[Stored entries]

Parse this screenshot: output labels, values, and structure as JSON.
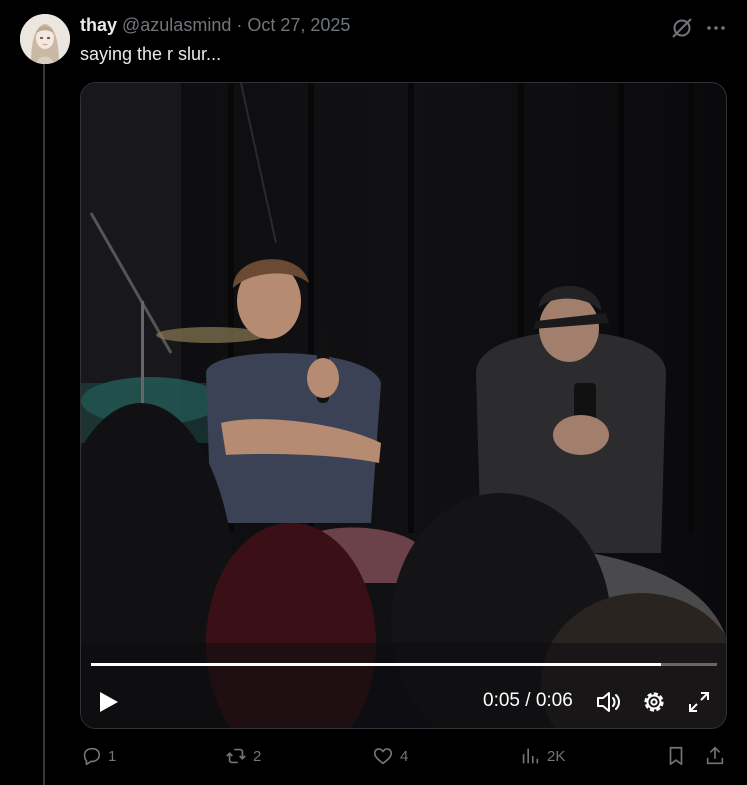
{
  "tweet": {
    "author_name": "thay",
    "author_handle": "@azulasmind",
    "separator": "·",
    "date": "Oct 27, 2025",
    "text": "saying the r slur..."
  },
  "video": {
    "time_display": "0:05 / 0:06",
    "progress_fraction": 0.91
  },
  "actions": {
    "replies": "1",
    "reposts": "2",
    "likes": "4",
    "views": "2K"
  },
  "icons": [
    "grok-icon",
    "more-icon",
    "play-icon",
    "volume-icon",
    "settings-icon",
    "fullscreen-icon",
    "reply-icon",
    "repost-icon",
    "like-icon",
    "views-icon",
    "bookmark-icon",
    "share-icon"
  ],
  "colors": {
    "background": "#000000",
    "text_primary": "#e7e9ea",
    "text_secondary": "#71767b"
  }
}
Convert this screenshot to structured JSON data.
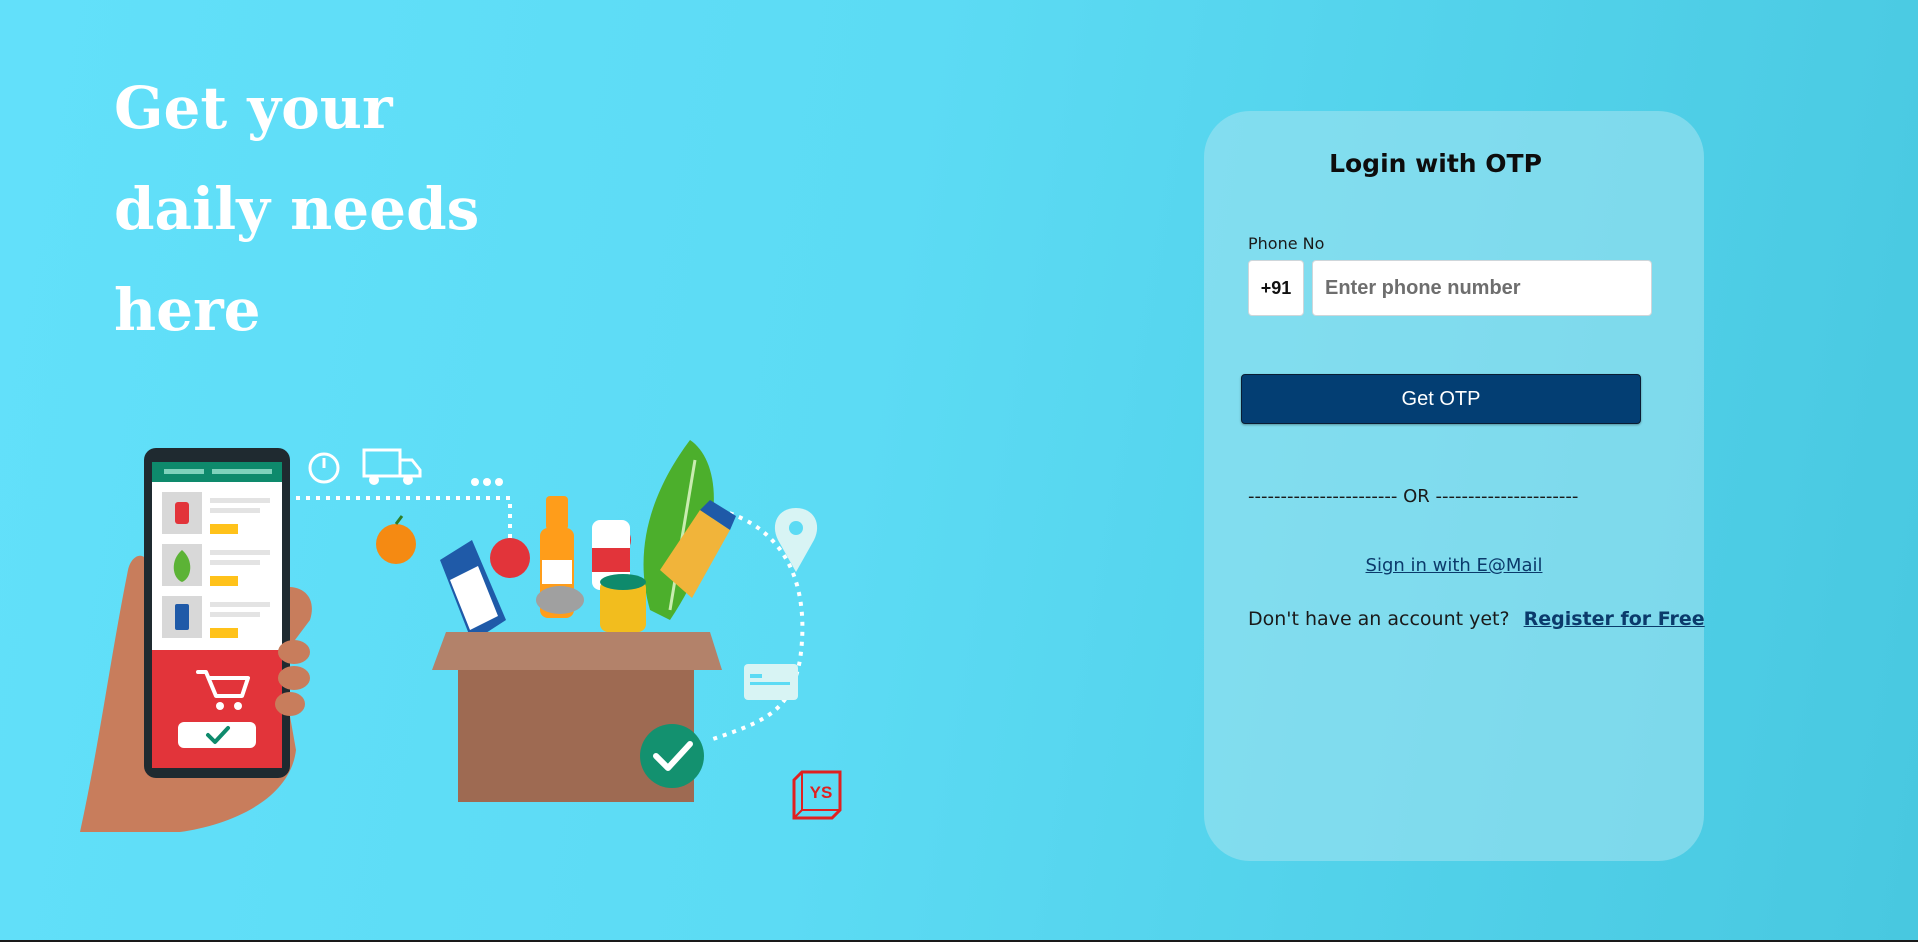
{
  "hero": {
    "title": "Get your daily needs here"
  },
  "illustration": {
    "brand_badge": "YS",
    "colors": {
      "phone_accent": "#e2343a",
      "header_green": "#0e8a6c",
      "box_brown": "#9e6a52",
      "check_green": "#13916f"
    }
  },
  "login": {
    "title": "Login with OTP",
    "phone_label": "Phone No",
    "country_code": "+91",
    "phone_placeholder": "Enter phone number",
    "phone_value": "",
    "otp_button": "Get OTP",
    "or_divider": "----------------------- OR ----------------------",
    "email_link": "Sign in with E@Mail",
    "no_account_text": "Don't have an account yet?",
    "register_link": "Register for Free"
  },
  "colors": {
    "background": "#5cdbf4",
    "card": "#a5e4f0",
    "button": "#033e73",
    "link": "#0b3a6b"
  }
}
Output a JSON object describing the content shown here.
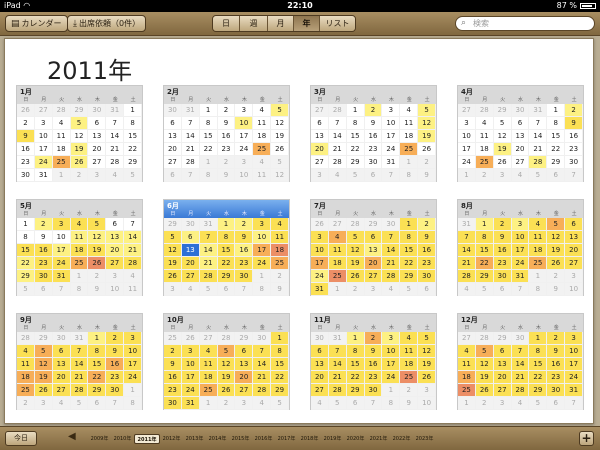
{
  "statusbar": {
    "device": "iPad",
    "wifi_icon": "wifi-icon",
    "time": "22:10",
    "battery": "87 %",
    "battery_level": 0.87
  },
  "toolbar": {
    "calendar_label": "カレンダー",
    "attend_label": "出席依頼（0件）",
    "views": [
      {
        "label": "日",
        "active": false
      },
      {
        "label": "週",
        "active": false
      },
      {
        "label": "月",
        "active": false
      },
      {
        "label": "年",
        "active": true
      },
      {
        "label": "リスト",
        "active": false
      }
    ],
    "search_placeholder": "検索"
  },
  "year_title": "2011年",
  "weekdays": [
    "日",
    "月",
    "火",
    "水",
    "木",
    "金",
    "土"
  ],
  "months": [
    {
      "title": "1月",
      "start": 26,
      "prev_len": 31,
      "len": 31,
      "levels": {
        "5": 1,
        "9": 2,
        "19": 1,
        "24": 1,
        "25": 3,
        "26": 1
      }
    },
    {
      "title": "2月",
      "start": 30,
      "prev_len": 31,
      "len": 28,
      "levels": {
        "5": 1,
        "10": 1,
        "25": 3
      }
    },
    {
      "title": "3月",
      "start": 27,
      "prev_len": 28,
      "len": 31,
      "levels": {
        "2": 1,
        "5": 1,
        "12": 1,
        "19": 1,
        "20": 1,
        "25": 3
      }
    },
    {
      "title": "4月",
      "start": 27,
      "prev_len": 31,
      "len": 30,
      "levels": {
        "2": 1,
        "9": 2,
        "25": 3,
        "19": 1,
        "28": 1
      }
    },
    {
      "title": "5月",
      "start": 1,
      "prev_len": 30,
      "len": 31,
      "levels": {
        "2": 1,
        "3": 2,
        "4": 2,
        "5": 2,
        "11": 1,
        "12": 1,
        "13": 1,
        "14": 1,
        "15": 2,
        "16": 2,
        "17": 1,
        "18": 2,
        "19": 2,
        "20": 1,
        "21": 1,
        "22": 1,
        "23": 2,
        "24": 2,
        "25": 3,
        "26": 4,
        "27": 2,
        "28": 2,
        "29": 1,
        "30": 2,
        "31": 2
      }
    },
    {
      "title": "6月",
      "start": 29,
      "prev_len": 31,
      "len": 30,
      "current": true,
      "today": 13,
      "levels": {
        "1": 1,
        "2": 1,
        "3": 2,
        "4": 2,
        "5": 2,
        "6": 1,
        "7": 2,
        "8": 2,
        "9": 2,
        "10": 1,
        "11": 2,
        "12": 2,
        "14": 1,
        "15": 2,
        "16": 1,
        "17": 3,
        "18": 4,
        "19": 2,
        "20": 2,
        "21": 1,
        "22": 2,
        "23": 2,
        "24": 2,
        "25": 3,
        "26": 2,
        "27": 2,
        "28": 2,
        "29": 2,
        "30": 2
      }
    },
    {
      "title": "7月",
      "start": 26,
      "prev_len": 30,
      "len": 31,
      "levels": {
        "1": 2,
        "2": 1,
        "3": 2,
        "4": 3,
        "5": 2,
        "6": 2,
        "7": 2,
        "8": 2,
        "9": 2,
        "10": 2,
        "11": 2,
        "12": 2,
        "13": 1,
        "14": 2,
        "15": 2,
        "16": 2,
        "17": 3,
        "18": 2,
        "19": 2,
        "20": 3,
        "21": 2,
        "22": 2,
        "23": 2,
        "24": 1,
        "25": 4,
        "26": 2,
        "27": 2,
        "28": 2,
        "29": 2,
        "30": 2,
        "31": 2
      }
    },
    {
      "title": "8月",
      "start": 31,
      "prev_len": 31,
      "len": 31,
      "levels": {
        "1": 1,
        "2": 2,
        "3": 1,
        "4": 2,
        "5": 3,
        "6": 2,
        "7": 2,
        "8": 2,
        "9": 2,
        "10": 2,
        "11": 2,
        "12": 2,
        "13": 2,
        "14": 2,
        "15": 2,
        "16": 2,
        "17": 2,
        "18": 2,
        "19": 2,
        "20": 2,
        "21": 2,
        "22": 3,
        "23": 2,
        "24": 2,
        "25": 3,
        "26": 2,
        "27": 2,
        "28": 2,
        "29": 2,
        "30": 2,
        "31": 2
      }
    },
    {
      "title": "9月",
      "start": 28,
      "prev_len": 31,
      "len": 30,
      "levels": {
        "1": 1,
        "2": 2,
        "3": 2,
        "4": 2,
        "5": 3,
        "6": 2,
        "7": 2,
        "8": 2,
        "9": 2,
        "10": 2,
        "11": 2,
        "12": 3,
        "13": 2,
        "14": 2,
        "15": 2,
        "16": 3,
        "17": 2,
        "18": 3,
        "19": 3,
        "20": 2,
        "21": 2,
        "22": 3,
        "23": 2,
        "24": 2,
        "25": 3,
        "26": 2,
        "27": 2,
        "28": 2,
        "29": 2,
        "30": 2
      }
    },
    {
      "title": "10月",
      "start": 25,
      "prev_len": 30,
      "len": 31,
      "levels": {
        "1": 2,
        "2": 2,
        "3": 2,
        "4": 2,
        "5": 3,
        "6": 2,
        "7": 2,
        "8": 2,
        "9": 2,
        "10": 2,
        "11": 2,
        "12": 2,
        "13": 2,
        "14": 2,
        "15": 2,
        "16": 2,
        "17": 2,
        "18": 2,
        "19": 2,
        "20": 3,
        "21": 2,
        "22": 2,
        "23": 2,
        "24": 2,
        "25": 3,
        "26": 2,
        "27": 2,
        "28": 2,
        "29": 2,
        "30": 2,
        "31": 2
      }
    },
    {
      "title": "11月",
      "start": 30,
      "prev_len": 31,
      "len": 30,
      "levels": {
        "1": 1,
        "2": 3,
        "3": 1,
        "4": 2,
        "5": 2,
        "6": 2,
        "7": 2,
        "8": 2,
        "9": 2,
        "10": 2,
        "11": 2,
        "12": 2,
        "13": 2,
        "14": 2,
        "15": 2,
        "16": 2,
        "17": 2,
        "18": 2,
        "19": 2,
        "20": 2,
        "21": 2,
        "22": 2,
        "23": 2,
        "24": 2,
        "25": 4,
        "26": 2,
        "27": 2,
        "28": 2,
        "29": 2,
        "30": 2
      }
    },
    {
      "title": "12月",
      "start": 27,
      "prev_len": 30,
      "len": 31,
      "levels": {
        "1": 2,
        "2": 2,
        "3": 2,
        "4": 2,
        "5": 3,
        "6": 2,
        "7": 2,
        "8": 2,
        "9": 2,
        "10": 2,
        "11": 2,
        "12": 2,
        "13": 2,
        "14": 2,
        "15": 2,
        "16": 2,
        "17": 2,
        "18": 3,
        "19": 2,
        "20": 2,
        "21": 2,
        "22": 2,
        "23": 2,
        "24": 2,
        "25": 4,
        "26": 2,
        "27": 2,
        "28": 2,
        "29": 2,
        "30": 2,
        "31": 2
      }
    }
  ],
  "bottombar": {
    "today_label": "今日",
    "years": [
      "2009年",
      "2010年",
      "2011年",
      "2012年",
      "2013年",
      "2014年",
      "2015年",
      "2016年",
      "2017年",
      "2018年",
      "2019年",
      "2020年",
      "2021年",
      "2022年",
      "2023年"
    ],
    "active_year": "2011年"
  }
}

* PROBLEM REQUIREMENTS: Search the entries for the word "background", then gather every line that has it.

* FINAL RESULT:
    "background": "#000000",
    "background": "#5cdbf4",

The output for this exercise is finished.